# Directions:
Copy out each of the lines below word for word.
#### Extracted entries
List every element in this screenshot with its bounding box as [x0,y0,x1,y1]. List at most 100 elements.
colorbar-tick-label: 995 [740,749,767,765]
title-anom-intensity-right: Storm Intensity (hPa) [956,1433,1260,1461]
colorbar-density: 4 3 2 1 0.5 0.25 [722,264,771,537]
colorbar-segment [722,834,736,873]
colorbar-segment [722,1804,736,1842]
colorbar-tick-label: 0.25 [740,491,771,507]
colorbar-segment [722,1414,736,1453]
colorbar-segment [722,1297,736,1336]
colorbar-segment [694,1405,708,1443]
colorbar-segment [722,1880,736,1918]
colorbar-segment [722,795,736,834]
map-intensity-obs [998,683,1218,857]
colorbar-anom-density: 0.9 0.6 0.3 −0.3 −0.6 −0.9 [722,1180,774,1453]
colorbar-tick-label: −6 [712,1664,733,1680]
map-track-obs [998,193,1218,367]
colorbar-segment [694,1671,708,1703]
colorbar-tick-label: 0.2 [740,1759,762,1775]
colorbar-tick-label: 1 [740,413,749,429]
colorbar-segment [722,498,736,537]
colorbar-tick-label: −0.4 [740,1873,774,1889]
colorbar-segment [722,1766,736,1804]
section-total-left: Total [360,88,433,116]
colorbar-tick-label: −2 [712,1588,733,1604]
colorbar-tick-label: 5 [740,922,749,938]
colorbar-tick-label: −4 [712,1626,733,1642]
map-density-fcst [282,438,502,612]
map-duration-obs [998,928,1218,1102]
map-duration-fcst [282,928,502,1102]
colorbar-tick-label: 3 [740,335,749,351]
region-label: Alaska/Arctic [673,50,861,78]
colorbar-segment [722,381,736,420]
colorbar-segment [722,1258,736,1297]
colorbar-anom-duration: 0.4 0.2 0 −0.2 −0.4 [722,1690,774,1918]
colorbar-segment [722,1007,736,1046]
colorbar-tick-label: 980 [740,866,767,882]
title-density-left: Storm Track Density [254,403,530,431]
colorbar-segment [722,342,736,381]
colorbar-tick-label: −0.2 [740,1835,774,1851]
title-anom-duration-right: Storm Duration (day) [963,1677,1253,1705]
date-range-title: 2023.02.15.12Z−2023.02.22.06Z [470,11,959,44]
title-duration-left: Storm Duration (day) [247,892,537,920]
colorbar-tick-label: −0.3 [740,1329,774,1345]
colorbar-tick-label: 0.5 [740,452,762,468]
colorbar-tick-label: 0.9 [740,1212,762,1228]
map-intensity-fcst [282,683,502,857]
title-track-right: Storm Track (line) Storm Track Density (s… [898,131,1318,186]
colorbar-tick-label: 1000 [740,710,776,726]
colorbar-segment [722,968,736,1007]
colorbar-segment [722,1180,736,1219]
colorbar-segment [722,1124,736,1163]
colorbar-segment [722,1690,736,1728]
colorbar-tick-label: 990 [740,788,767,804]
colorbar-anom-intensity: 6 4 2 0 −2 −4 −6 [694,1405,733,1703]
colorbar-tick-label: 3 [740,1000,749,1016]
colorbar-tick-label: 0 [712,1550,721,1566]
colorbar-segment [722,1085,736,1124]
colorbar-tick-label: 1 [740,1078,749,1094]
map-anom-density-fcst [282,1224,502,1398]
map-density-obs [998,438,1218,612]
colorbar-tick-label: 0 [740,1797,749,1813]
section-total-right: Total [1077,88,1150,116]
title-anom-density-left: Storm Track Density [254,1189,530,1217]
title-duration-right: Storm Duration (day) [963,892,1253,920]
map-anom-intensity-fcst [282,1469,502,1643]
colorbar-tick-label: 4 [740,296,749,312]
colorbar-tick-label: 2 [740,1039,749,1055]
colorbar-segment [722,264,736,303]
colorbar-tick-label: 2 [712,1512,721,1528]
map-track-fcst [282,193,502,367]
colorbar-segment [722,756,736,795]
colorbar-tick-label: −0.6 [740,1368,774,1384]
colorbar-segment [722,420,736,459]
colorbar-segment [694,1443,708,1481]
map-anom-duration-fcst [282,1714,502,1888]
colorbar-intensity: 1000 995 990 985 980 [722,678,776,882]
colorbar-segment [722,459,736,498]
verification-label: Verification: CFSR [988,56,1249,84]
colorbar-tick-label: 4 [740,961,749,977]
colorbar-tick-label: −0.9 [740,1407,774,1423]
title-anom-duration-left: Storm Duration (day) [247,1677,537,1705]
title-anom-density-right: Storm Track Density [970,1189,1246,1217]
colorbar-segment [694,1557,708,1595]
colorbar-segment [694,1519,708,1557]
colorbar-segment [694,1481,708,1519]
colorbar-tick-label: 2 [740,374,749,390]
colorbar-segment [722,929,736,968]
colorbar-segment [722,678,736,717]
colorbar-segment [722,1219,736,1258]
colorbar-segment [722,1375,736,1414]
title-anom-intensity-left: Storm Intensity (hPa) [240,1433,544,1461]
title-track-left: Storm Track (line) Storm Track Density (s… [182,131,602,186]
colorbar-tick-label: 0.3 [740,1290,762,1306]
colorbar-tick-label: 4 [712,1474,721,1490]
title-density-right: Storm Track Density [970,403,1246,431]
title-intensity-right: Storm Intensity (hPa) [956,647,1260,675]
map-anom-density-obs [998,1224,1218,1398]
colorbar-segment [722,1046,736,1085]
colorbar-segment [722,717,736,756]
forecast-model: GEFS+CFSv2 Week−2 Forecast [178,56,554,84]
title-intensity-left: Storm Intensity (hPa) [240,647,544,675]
########
# Exercise response:
List every element in this screenshot with its bounding box as [x0,y0,x1,y1]. List at most 100 elements.
colorbar-tick-label: 995 [740,749,767,765]
title-anom-intensity-right: Storm Intensity (hPa) [956,1433,1260,1461]
colorbar-density: 4 3 2 1 0.5 0.25 [722,264,771,537]
colorbar-segment [722,834,736,873]
colorbar-segment [722,1804,736,1842]
colorbar-tick-label: 0.25 [740,491,771,507]
colorbar-segment [722,1414,736,1453]
colorbar-segment [722,1297,736,1336]
colorbar-segment [694,1405,708,1443]
colorbar-segment [722,1880,736,1918]
colorbar-segment [722,795,736,834]
map-intensity-obs [998,683,1218,857]
colorbar-anom-density: 0.9 0.6 0.3 −0.3 −0.6 −0.9 [722,1180,774,1453]
colorbar-tick-label: −6 [712,1664,733,1680]
map-track-obs [998,193,1218,367]
colorbar-segment [694,1671,708,1703]
colorbar-tick-label: 0.2 [740,1759,762,1775]
colorbar-tick-label: 1 [740,413,749,429]
colorbar-segment [722,498,736,537]
colorbar-tick-label: −0.4 [740,1873,774,1889]
colorbar-segment [722,1766,736,1804]
section-total-left: Total [360,88,433,116]
colorbar-tick-label: −2 [712,1588,733,1604]
colorbar-tick-label: 5 [740,922,749,938]
colorbar-tick-label: −4 [712,1626,733,1642]
map-density-fcst [282,438,502,612]
map-duration-obs [998,928,1218,1102]
map-duration-fcst [282,928,502,1102]
colorbar-tick-label: 3 [740,335,749,351]
region-label: Alaska/Arctic [673,50,861,78]
colorbar-segment [722,381,736,420]
colorbar-segment [722,1258,736,1297]
colorbar-anom-duration: 0.4 0.2 0 −0.2 −0.4 [722,1690,774,1918]
colorbar-segment [722,1007,736,1046]
colorbar-tick-label: 980 [740,866,767,882]
title-density-left: Storm Track Density [254,403,530,431]
colorbar-segment [722,342,736,381]
colorbar-tick-label: −0.2 [740,1835,774,1851]
title-anom-duration-right: Storm Duration (day) [963,1677,1253,1705]
date-range-title: 2023.02.15.12Z−2023.02.22.06Z [470,11,959,44]
title-duration-left: Storm Duration (day) [247,892,537,920]
colorbar-tick-label: −0.3 [740,1329,774,1345]
colorbar-tick-label: 0.5 [740,452,762,468]
colorbar-tick-label: 0.9 [740,1212,762,1228]
map-intensity-fcst [282,683,502,857]
title-track-right: Storm Track (line) Storm Track Density (s… [898,131,1318,186]
colorbar-tick-label: 1000 [740,710,776,726]
colorbar-segment [722,968,736,1007]
colorbar-segment [722,1180,736,1219]
colorbar-segment [722,1124,736,1163]
colorbar-segment [722,1690,736,1728]
colorbar-tick-label: 990 [740,788,767,804]
colorbar-anom-intensity: 6 4 2 0 −2 −4 −6 [694,1405,733,1703]
colorbar-tick-label: 3 [740,1000,749,1016]
colorbar-tick-label: 0 [712,1550,721,1566]
colorbar-segment [722,1085,736,1124]
colorbar-tick-label: 1 [740,1078,749,1094]
map-anom-density-fcst [282,1224,502,1398]
map-density-obs [998,438,1218,612]
colorbar-tick-label: 0 [740,1797,749,1813]
section-total-right: Total [1077,88,1150,116]
title-anom-density-left: Storm Track Density [254,1189,530,1217]
title-duration-right: Storm Duration (day) [963,892,1253,920]
map-anom-intensity-fcst [282,1469,502,1643]
colorbar-tick-label: 4 [740,296,749,312]
colorbar-tick-label: 2 [740,1039,749,1055]
colorbar-segment [722,264,736,303]
colorbar-tick-label: 2 [712,1512,721,1528]
map-track-fcst [282,193,502,367]
colorbar-segment [722,756,736,795]
colorbar-tick-label: −0.6 [740,1368,774,1384]
colorbar-segment [722,420,736,459]
colorbar-segment [694,1443,708,1481]
map-anom-duration-fcst [282,1714,502,1888]
colorbar-intensity: 1000 995 990 985 980 [722,678,776,882]
colorbar-segment [722,459,736,498]
verification-label: Verification: CFSR [988,56,1249,84]
colorbar-tick-label: 4 [740,961,749,977]
colorbar-tick-label: −0.9 [740,1407,774,1423]
title-anom-duration-left: Storm Duration (day) [247,1677,537,1705]
title-anom-density-right: Storm Track Density [970,1189,1246,1217]
colorbar-segment [694,1557,708,1595]
colorbar-segment [694,1519,708,1557]
colorbar-segment [694,1481,708,1519]
colorbar-tick-label: 2 [740,374,749,390]
colorbar-segment [722,929,736,968]
colorbar-segment [722,678,736,717]
colorbar-segment [722,1219,736,1258]
colorbar-segment [722,1375,736,1414]
title-anom-intensity-left: Storm Intensity (hPa) [240,1433,544,1461]
title-track-left: Storm Track (line) Storm Track Density (s… [182,131,602,186]
colorbar-tick-label: 0.3 [740,1290,762,1306]
colorbar-tick-label: 4 [712,1474,721,1490]
title-density-right: Storm Track Density [970,403,1246,431]
title-intensity-right: Storm Intensity (hPa) [956,647,1260,675]
map-anom-density-obs [998,1224,1218,1398]
colorbar-segment [722,1046,736,1085]
colorbar-segment [722,717,736,756]
forecast-model: GEFS+CFSv2 Week−2 Forecast [178,56,554,84]
title-intensity-left: Storm Intensity (hPa) [240,647,544,675]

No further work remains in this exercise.